**Short problem:**
Return the listing below in full, with every line exactly as it is.

################

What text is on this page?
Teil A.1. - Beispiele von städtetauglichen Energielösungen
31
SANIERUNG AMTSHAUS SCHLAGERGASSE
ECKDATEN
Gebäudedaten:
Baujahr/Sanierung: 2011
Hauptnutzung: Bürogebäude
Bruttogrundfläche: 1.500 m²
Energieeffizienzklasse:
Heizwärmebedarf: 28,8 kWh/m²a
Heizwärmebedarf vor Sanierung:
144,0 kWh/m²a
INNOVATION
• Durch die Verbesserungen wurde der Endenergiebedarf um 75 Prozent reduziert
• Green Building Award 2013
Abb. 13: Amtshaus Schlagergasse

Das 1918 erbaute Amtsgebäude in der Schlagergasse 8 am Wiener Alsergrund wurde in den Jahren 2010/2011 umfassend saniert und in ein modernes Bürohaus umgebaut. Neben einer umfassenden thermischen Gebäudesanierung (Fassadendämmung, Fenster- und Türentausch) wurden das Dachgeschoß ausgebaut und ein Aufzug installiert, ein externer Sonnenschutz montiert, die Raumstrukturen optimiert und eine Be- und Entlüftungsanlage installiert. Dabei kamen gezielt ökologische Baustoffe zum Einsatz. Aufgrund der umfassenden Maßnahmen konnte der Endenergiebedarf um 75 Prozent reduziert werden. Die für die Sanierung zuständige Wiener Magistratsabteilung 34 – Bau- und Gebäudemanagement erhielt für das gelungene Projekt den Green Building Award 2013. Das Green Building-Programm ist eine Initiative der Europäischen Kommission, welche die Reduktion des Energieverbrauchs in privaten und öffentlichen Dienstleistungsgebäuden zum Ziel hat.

################

**Task result:**
What text is on this page?
Teil A.1. - Beispiele von städtetauglichen Energielösungen
31
SANIERUNG AMTSHAUS SCHLAGERGASSE
ECKDATEN
Gebäudedaten:
Baujahr/Sanierung: 2011
Hauptnutzung: Bürogebäude
Bruttogrundfläche: 1.500 m²
Energieeffizienzklasse:
Heizwärmebedarf: 28,8 kWh/m²a
Heizwärmebedarf vor Sanierung:
144,0 kWh/m²a
INNOVATION
• Durch die Verbesserungen wurde der Endenergiebedarf um 75 Prozent reduziert
• Green Building Award 2013
Abb. 13: Amtshaus Schlagergasse

Das 1918 erbaute Amtsgebäude in der Schlagergasse 8 am Wiener Alsergrund wurde in den Jahren 2010/2011 umfassend saniert und in ein modernes Bürohaus umgebaut. Neben einer umfassenden thermischen Gebäudesanierung (Fassadendämmung, Fenster- und Türentausch) wurden das Dachgeschoß ausgebaut und ein Aufzug installiert, ein externer Sonnenschutz montiert, die Raumstrukturen optimiert und eine Be- und Entlüftungsanlage installiert. Dabei kamen gezielt ökologische Baustoffe zum Einsatz. Aufgrund der umfassenden Maßnahmen konnte der Endenergiebedarf um 75 Prozent reduziert werden. Die für die Sanierung zuständige Wiener Magistratsabteilung 34 – Bau- und Gebäudemanagement erhielt für das gelungene Projekt den Green Building Award 2013. Das Green Building-Programm ist eine Initiative der Europäischen Kommission, welche die Reduktion des Energieverbrauchs in privaten und öffentlichen Dienstleistungsgebäuden zum Ziel hat.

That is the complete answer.